- _What is required_:
Type out all the records word for word. Any pictures are to be left out.

- _Data listing_:
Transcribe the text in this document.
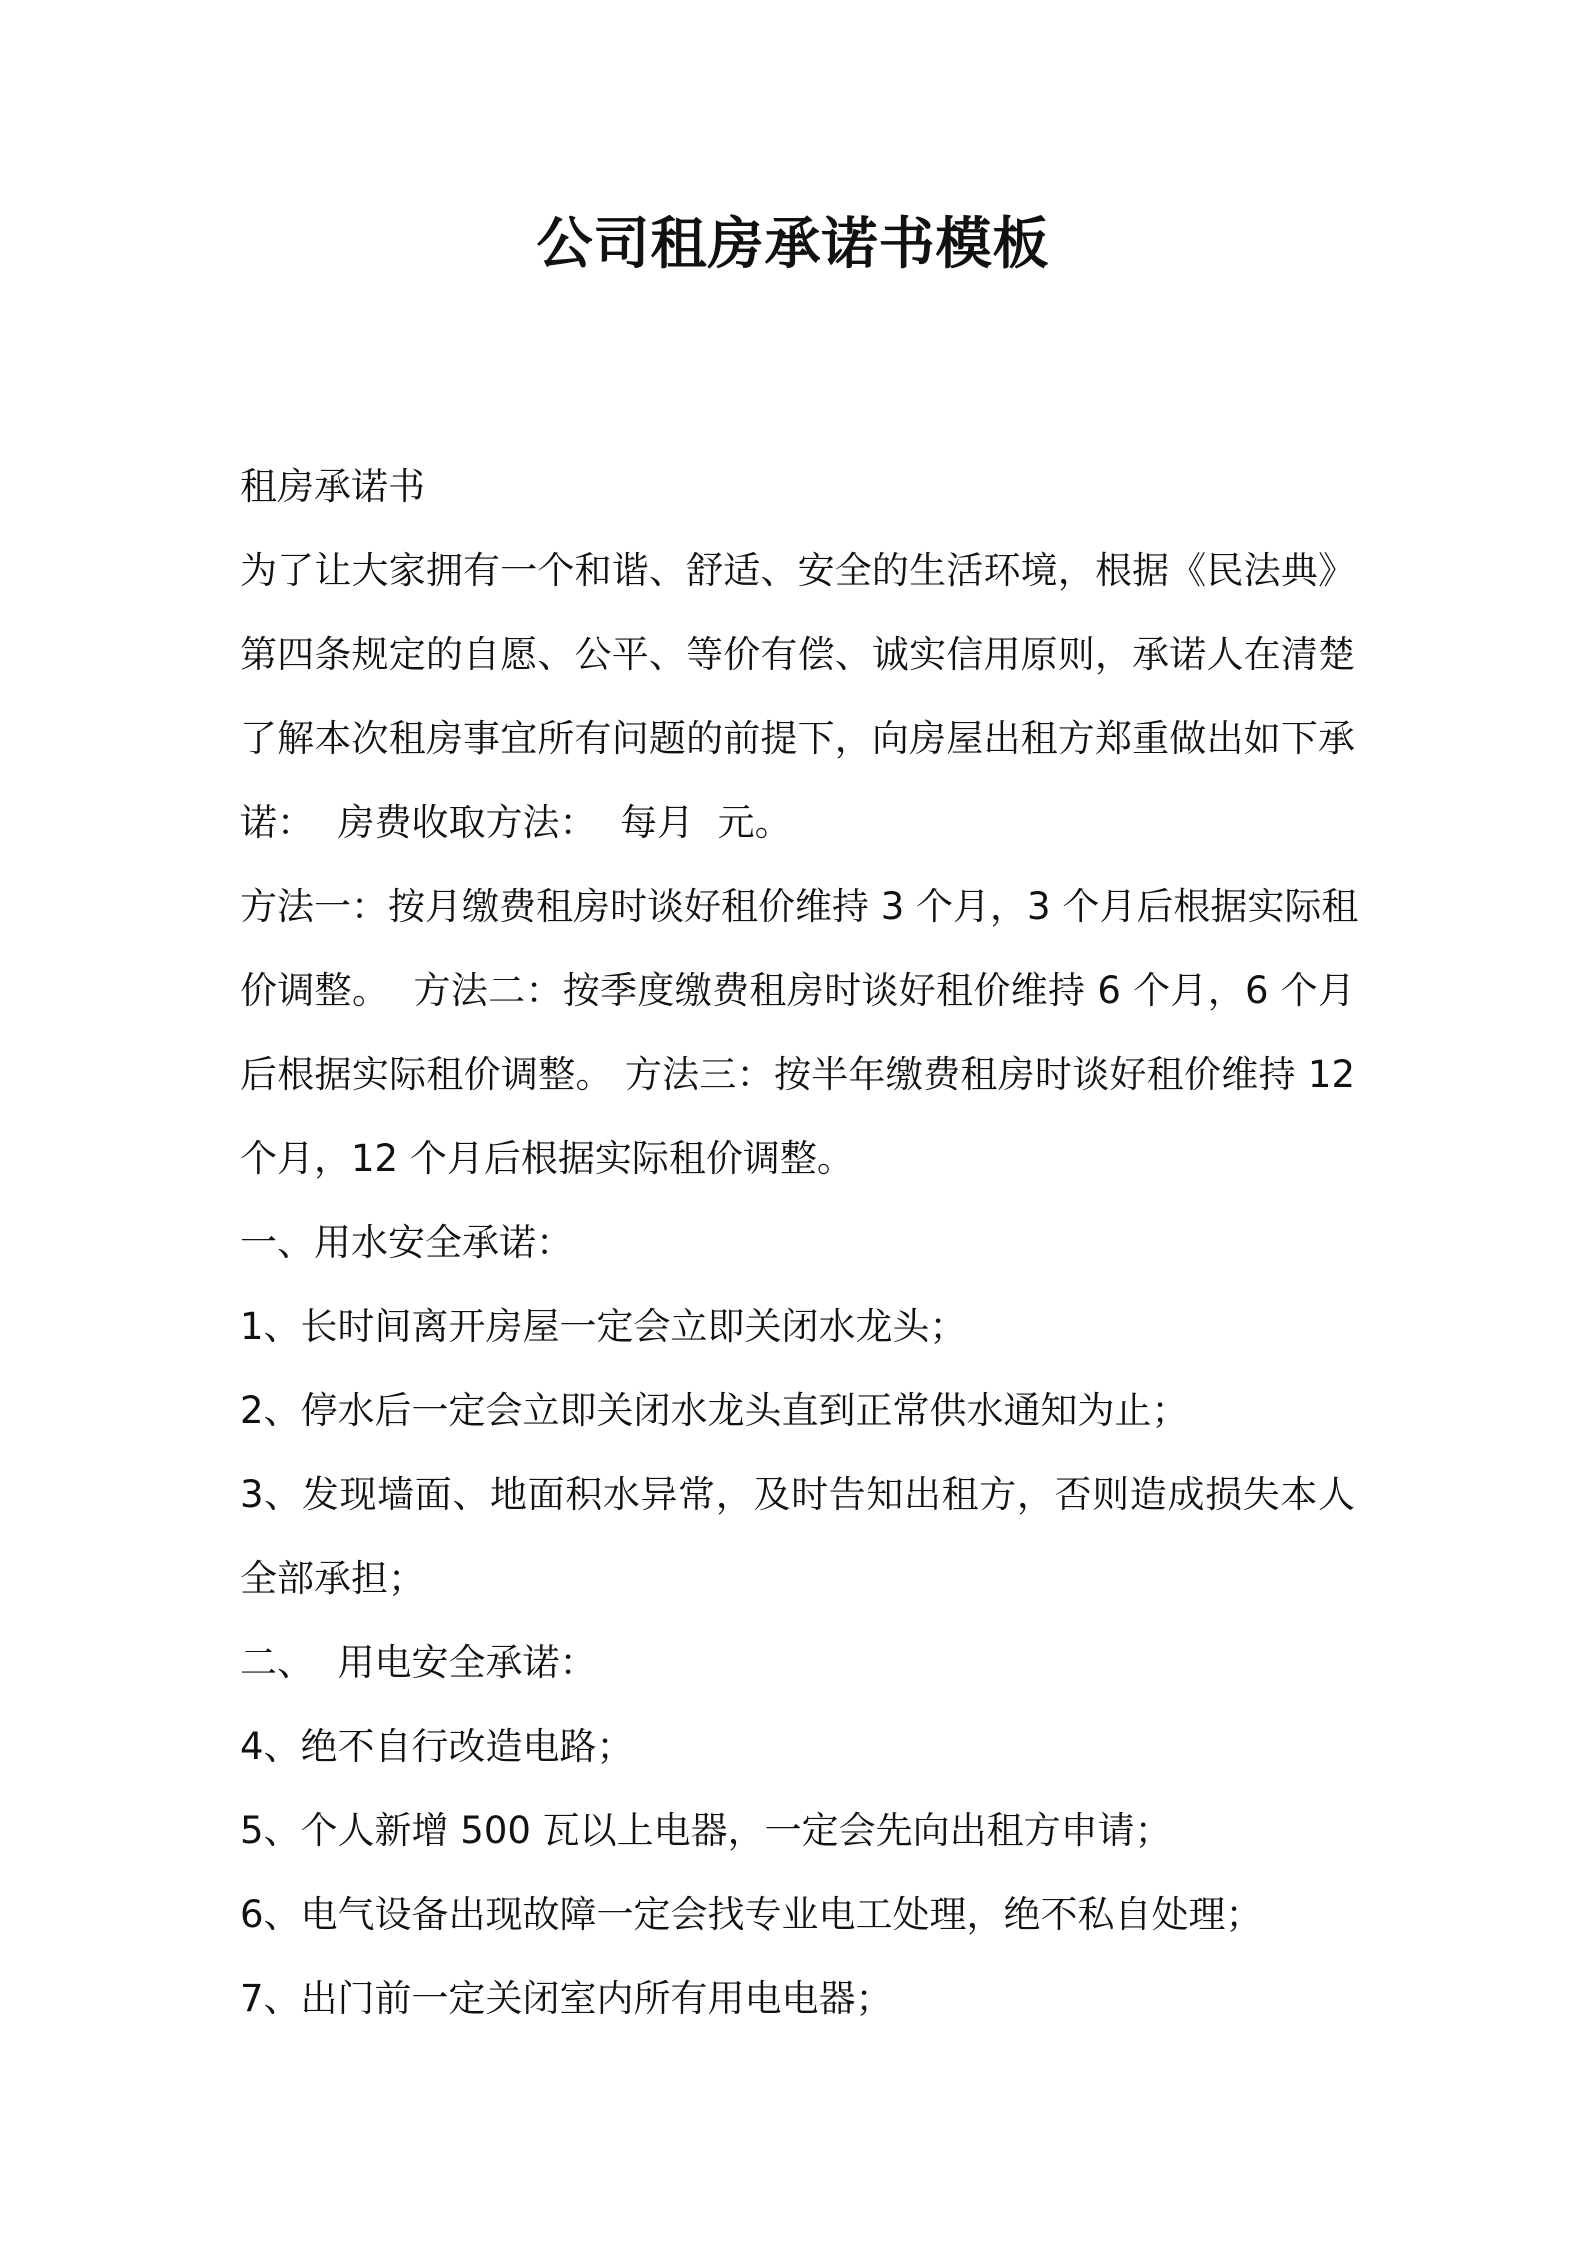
公司租房承诺书模板

租房承诺书

为了让大家拥有一个和谐、舒适、安全的生活环境，根据《民法典》

第四条规定的自愿、公平、等价有偿、诚实信用原则，承诺人在清楚

了解本次租房事宜所有问题的前提下，向房屋出租方郑重做出如下承

诺：  房费收取方法：  每月  元。

方法一：按月缴费租房时谈好租价维持 3 个月，3 个月后根据实际租

价调整。  方法二：按季度缴费租房时谈好租价维持 6 个月，6 个月

后根据实际租价调整。 方法三：按半年缴费租房时谈好租价维持 12

个月，12 个月后根据实际租价调整。

一、用水安全承诺：

1、长时间离开房屋一定会立即关闭水龙头；

2、停水后一定会立即关闭水龙头直到正常供水通知为止；

3、发现墙面、地面积水异常，及时告知出租方，否则造成损失本人

全部承担；

二、  用电安全承诺：

4、绝不自行改造电路；

5、个人新增 500 瓦以上电器，一定会先向出租方申请；

6、电气设备出现故障一定会找专业电工处理，绝不私自处理；

7、出门前一定关闭室内所有用电电器；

- _Answer to this exercise_:
Transcribe the text in this document.
公司租房承诺书模板

租房承诺书

为了让大家拥有一个和谐、舒适、安全的生活环境，根据《民法典》

第四条规定的自愿、公平、等价有偿、诚实信用原则，承诺人在清楚

了解本次租房事宜所有问题的前提下，向房屋出租方郑重做出如下承

诺：  房费收取方法：  每月  元。

方法一：按月缴费租房时谈好租价维持 3 个月，3 个月后根据实际租

价调整。  方法二：按季度缴费租房时谈好租价维持 6 个月，6 个月

后根据实际租价调整。 方法三：按半年缴费租房时谈好租价维持 12

个月，12 个月后根据实际租价调整。

一、用水安全承诺：

1、长时间离开房屋一定会立即关闭水龙头；

2、停水后一定会立即关闭水龙头直到正常供水通知为止；

3、发现墙面、地面积水异常，及时告知出租方，否则造成损失本人

全部承担；

二、  用电安全承诺：

4、绝不自行改造电路；

5、个人新增 500 瓦以上电器，一定会先向出租方申请；

6、电气设备出现故障一定会找专业电工处理，绝不私自处理；

7、出门前一定关闭室内所有用电电器；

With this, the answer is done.